Stated task :: Wherever the string "машиностроения" appears in the listing, copy that line.

Listing ::
= = =
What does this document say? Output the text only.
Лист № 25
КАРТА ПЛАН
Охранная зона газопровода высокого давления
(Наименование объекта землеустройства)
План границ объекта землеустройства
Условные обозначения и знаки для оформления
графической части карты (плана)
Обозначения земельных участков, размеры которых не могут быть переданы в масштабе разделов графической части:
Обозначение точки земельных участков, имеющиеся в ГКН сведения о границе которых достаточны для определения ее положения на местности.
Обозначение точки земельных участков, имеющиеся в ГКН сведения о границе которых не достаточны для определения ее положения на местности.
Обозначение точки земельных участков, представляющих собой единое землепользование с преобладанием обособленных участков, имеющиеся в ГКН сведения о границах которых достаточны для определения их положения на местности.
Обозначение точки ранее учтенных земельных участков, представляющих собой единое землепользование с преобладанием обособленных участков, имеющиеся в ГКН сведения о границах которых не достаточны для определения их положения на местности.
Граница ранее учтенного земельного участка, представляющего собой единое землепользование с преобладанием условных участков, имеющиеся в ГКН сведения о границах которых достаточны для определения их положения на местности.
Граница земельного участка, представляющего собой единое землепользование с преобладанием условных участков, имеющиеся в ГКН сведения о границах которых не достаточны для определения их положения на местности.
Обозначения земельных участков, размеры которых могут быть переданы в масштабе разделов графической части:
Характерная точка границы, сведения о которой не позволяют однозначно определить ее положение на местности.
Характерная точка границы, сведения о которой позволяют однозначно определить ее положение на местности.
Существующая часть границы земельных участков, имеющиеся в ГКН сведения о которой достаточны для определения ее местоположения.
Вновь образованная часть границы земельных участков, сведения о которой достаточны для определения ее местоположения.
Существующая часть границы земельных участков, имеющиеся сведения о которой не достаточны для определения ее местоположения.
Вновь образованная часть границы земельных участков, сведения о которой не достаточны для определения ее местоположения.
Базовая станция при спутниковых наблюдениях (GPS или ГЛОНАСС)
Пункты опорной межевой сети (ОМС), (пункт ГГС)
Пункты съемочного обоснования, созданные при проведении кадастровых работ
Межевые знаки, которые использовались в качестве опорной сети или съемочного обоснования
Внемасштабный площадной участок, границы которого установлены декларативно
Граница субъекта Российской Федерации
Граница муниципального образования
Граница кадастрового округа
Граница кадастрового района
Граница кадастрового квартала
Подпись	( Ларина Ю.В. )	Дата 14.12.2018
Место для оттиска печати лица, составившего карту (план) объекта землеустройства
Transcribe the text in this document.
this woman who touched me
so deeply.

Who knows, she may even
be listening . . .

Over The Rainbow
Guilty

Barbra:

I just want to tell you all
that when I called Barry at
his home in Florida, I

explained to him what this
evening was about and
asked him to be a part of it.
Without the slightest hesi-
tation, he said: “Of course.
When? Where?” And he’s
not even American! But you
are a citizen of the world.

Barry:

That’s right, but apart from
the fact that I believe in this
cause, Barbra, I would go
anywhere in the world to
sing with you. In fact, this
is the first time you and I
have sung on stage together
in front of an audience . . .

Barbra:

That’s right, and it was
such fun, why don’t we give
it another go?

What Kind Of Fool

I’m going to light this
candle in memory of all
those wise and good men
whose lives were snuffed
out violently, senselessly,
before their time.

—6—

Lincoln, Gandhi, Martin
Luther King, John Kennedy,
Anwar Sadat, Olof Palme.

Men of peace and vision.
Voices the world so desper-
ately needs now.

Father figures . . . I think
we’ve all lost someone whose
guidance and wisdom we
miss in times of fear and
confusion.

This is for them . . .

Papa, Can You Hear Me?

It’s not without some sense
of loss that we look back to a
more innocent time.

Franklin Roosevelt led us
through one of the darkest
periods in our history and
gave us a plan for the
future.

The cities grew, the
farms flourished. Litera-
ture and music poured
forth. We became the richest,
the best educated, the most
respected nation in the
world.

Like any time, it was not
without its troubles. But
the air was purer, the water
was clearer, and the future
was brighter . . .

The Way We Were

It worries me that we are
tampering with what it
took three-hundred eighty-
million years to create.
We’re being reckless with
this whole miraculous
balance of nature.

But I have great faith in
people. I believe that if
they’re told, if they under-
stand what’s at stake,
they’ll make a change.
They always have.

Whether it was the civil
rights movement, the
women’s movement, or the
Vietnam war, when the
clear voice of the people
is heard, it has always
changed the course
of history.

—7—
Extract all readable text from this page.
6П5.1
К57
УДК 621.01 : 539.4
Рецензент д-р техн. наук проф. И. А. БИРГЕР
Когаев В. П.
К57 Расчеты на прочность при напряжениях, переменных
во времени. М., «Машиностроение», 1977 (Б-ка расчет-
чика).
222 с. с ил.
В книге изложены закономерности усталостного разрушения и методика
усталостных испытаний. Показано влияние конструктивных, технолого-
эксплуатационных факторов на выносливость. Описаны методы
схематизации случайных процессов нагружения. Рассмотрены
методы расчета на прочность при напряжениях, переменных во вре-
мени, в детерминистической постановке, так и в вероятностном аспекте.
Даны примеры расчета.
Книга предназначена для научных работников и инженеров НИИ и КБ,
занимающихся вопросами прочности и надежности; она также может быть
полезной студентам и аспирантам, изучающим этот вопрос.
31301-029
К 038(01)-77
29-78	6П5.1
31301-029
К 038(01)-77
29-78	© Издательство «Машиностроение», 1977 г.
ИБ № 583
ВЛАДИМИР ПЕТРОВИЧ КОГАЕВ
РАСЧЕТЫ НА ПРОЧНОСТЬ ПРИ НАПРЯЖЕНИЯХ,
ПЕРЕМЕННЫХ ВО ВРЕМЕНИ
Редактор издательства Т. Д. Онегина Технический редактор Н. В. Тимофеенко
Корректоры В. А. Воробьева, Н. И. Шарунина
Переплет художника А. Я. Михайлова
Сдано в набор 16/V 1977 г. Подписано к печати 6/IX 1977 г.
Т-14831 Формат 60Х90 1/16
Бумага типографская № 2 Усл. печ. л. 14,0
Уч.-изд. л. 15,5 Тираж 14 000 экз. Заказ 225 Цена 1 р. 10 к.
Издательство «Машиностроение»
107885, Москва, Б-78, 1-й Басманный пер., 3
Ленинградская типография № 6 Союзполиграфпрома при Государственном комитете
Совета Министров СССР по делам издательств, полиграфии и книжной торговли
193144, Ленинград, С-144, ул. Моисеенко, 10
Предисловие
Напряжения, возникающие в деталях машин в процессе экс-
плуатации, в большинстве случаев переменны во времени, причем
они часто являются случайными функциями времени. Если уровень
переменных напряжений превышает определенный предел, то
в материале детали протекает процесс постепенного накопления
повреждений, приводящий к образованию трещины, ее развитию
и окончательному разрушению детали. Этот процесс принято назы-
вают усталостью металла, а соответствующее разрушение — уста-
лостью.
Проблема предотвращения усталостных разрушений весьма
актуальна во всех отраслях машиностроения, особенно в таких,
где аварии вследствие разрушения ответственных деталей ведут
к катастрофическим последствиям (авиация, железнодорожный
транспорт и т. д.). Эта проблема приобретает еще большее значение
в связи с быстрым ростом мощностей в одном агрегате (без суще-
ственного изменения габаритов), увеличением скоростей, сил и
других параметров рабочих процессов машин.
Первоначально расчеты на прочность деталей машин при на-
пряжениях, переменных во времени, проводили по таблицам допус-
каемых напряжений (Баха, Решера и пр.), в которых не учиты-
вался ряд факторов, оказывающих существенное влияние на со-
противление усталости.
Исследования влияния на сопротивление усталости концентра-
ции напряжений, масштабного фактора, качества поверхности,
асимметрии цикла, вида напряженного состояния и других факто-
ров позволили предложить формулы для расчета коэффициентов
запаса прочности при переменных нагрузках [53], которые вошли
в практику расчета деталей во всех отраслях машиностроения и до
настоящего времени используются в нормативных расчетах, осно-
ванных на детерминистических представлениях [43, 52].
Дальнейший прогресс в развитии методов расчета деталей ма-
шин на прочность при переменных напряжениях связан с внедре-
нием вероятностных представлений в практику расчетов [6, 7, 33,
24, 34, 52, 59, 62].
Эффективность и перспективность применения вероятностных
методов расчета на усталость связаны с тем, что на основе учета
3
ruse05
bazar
= = =
Output of the exercise ::
актуальна во всех отраслях машиностроения, особенно в таких,
в практику расчета деталей во всех отраслях машиностроения и до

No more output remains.